Output all lines exactly.

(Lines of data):
:::::
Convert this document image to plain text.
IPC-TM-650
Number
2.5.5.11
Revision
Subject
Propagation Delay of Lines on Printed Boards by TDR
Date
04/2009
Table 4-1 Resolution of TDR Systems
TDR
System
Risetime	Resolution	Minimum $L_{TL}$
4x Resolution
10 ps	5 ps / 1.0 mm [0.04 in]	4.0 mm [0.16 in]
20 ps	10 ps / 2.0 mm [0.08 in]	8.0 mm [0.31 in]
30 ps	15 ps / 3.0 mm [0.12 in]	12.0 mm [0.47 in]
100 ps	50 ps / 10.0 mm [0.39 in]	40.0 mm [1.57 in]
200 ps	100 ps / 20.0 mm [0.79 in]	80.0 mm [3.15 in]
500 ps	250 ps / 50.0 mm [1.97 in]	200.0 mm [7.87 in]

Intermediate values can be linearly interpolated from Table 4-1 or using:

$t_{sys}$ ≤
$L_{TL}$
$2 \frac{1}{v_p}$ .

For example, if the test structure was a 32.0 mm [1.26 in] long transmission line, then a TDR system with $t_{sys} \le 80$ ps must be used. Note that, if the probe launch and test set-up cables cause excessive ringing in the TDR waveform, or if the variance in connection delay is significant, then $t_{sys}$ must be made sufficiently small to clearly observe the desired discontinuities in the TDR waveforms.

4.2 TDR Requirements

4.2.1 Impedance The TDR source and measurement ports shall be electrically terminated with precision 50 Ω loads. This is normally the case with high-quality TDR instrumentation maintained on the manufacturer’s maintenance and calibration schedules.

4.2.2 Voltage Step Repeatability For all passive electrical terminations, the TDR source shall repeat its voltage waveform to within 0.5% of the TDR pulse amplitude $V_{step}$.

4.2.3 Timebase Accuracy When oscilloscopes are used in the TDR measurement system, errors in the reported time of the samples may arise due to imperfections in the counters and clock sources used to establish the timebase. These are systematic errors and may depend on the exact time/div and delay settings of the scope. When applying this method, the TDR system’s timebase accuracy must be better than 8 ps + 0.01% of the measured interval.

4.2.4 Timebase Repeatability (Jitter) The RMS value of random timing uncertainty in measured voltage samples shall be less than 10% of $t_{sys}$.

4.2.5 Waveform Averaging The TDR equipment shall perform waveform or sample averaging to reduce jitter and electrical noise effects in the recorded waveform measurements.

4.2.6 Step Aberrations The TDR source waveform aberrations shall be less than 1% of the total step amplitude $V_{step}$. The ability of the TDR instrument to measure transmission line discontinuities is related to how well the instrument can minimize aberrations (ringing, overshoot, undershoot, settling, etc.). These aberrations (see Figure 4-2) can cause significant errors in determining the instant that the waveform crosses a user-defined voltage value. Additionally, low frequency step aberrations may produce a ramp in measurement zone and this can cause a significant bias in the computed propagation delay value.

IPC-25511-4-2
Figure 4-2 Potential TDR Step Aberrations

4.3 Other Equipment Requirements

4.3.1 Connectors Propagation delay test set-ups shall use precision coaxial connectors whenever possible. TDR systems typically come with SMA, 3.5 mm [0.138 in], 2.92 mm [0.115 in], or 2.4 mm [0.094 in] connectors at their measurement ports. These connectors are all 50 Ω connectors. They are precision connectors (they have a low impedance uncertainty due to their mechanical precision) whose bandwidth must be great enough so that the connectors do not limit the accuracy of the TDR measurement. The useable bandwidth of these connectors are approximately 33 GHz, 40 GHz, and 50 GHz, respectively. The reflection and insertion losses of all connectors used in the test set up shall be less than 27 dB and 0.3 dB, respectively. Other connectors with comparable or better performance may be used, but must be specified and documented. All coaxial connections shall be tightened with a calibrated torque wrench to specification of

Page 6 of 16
:::::
(The solution):
Convert this document image to plain text.
IPC-TM-650
Number
2.5.5.11
Revision
Subject
Propagation Delay of Lines on Printed Boards by TDR
Date
04/2009
Table 4-1 Resolution of TDR Systems
TDR
System
Risetime	Resolution	Minimum $L_{TL}$
4x Resolution
10 ps	5 ps / 1.0 mm [0.04 in]	4.0 mm [0.16 in]
20 ps	10 ps / 2.0 mm [0.08 in]	8.0 mm [0.31 in]
30 ps	15 ps / 3.0 mm [0.12 in]	12.0 mm [0.47 in]
100 ps	50 ps / 10.0 mm [0.39 in]	40.0 mm [1.57 in]
200 ps	100 ps / 20.0 mm [0.79 in]	80.0 mm [3.15 in]
500 ps	250 ps / 50.0 mm [1.97 in]	200.0 mm [7.87 in]

Intermediate values can be linearly interpolated from Table 4-1 or using:

$t_{sys}$ ≤
$L_{TL}$
$2 \frac{1}{v_p}$ .

For example, if the test structure was a 32.0 mm [1.26 in] long transmission line, then a TDR system with $t_{sys} \le 80$ ps must be used. Note that, if the probe launch and test set-up cables cause excessive ringing in the TDR waveform, or if the variance in connection delay is significant, then $t_{sys}$ must be made sufficiently small to clearly observe the desired discontinuities in the TDR waveforms.

4.2 TDR Requirements

4.2.1 Impedance The TDR source and measurement ports shall be electrically terminated with precision 50 Ω loads. This is normally the case with high-quality TDR instrumentation maintained on the manufacturer’s maintenance and calibration schedules.

4.2.2 Voltage Step Repeatability For all passive electrical terminations, the TDR source shall repeat its voltage waveform to within 0.5% of the TDR pulse amplitude $V_{step}$.

4.2.3 Timebase Accuracy When oscilloscopes are used in the TDR measurement system, errors in the reported time of the samples may arise due to imperfections in the counters and clock sources used to establish the timebase. These are systematic errors and may depend on the exact time/div and delay settings of the scope. When applying this method, the TDR system’s timebase accuracy must be better than 8 ps + 0.01% of the measured interval.

4.2.4 Timebase Repeatability (Jitter) The RMS value of random timing uncertainty in measured voltage samples shall be less than 10% of $t_{sys}$.

4.2.5 Waveform Averaging The TDR equipment shall perform waveform or sample averaging to reduce jitter and electrical noise effects in the recorded waveform measurements.

4.2.6 Step Aberrations The TDR source waveform aberrations shall be less than 1% of the total step amplitude $V_{step}$. The ability of the TDR instrument to measure transmission line discontinuities is related to how well the instrument can minimize aberrations (ringing, overshoot, undershoot, settling, etc.). These aberrations (see Figure 4-2) can cause significant errors in determining the instant that the waveform crosses a user-defined voltage value. Additionally, low frequency step aberrations may produce a ramp in measurement zone and this can cause a significant bias in the computed propagation delay value.

IPC-25511-4-2
Figure 4-2 Potential TDR Step Aberrations

4.3 Other Equipment Requirements

4.3.1 Connectors Propagation delay test set-ups shall use precision coaxial connectors whenever possible. TDR systems typically come with SMA, 3.5 mm [0.138 in], 2.92 mm [0.115 in], or 2.4 mm [0.094 in] connectors at their measurement ports. These connectors are all 50 Ω connectors. They are precision connectors (they have a low impedance uncertainty due to their mechanical precision) whose bandwidth must be great enough so that the connectors do not limit the accuracy of the TDR measurement. The useable bandwidth of these connectors are approximately 33 GHz, 40 GHz, and 50 GHz, respectively. The reflection and insertion losses of all connectors used in the test set up shall be less than 27 dB and 0.3 dB, respectively. Other connectors with comparable or better performance may be used, but must be specified and documented. All coaxial connections shall be tightened with a calibrated torque wrench to specification of

Page 6 of 16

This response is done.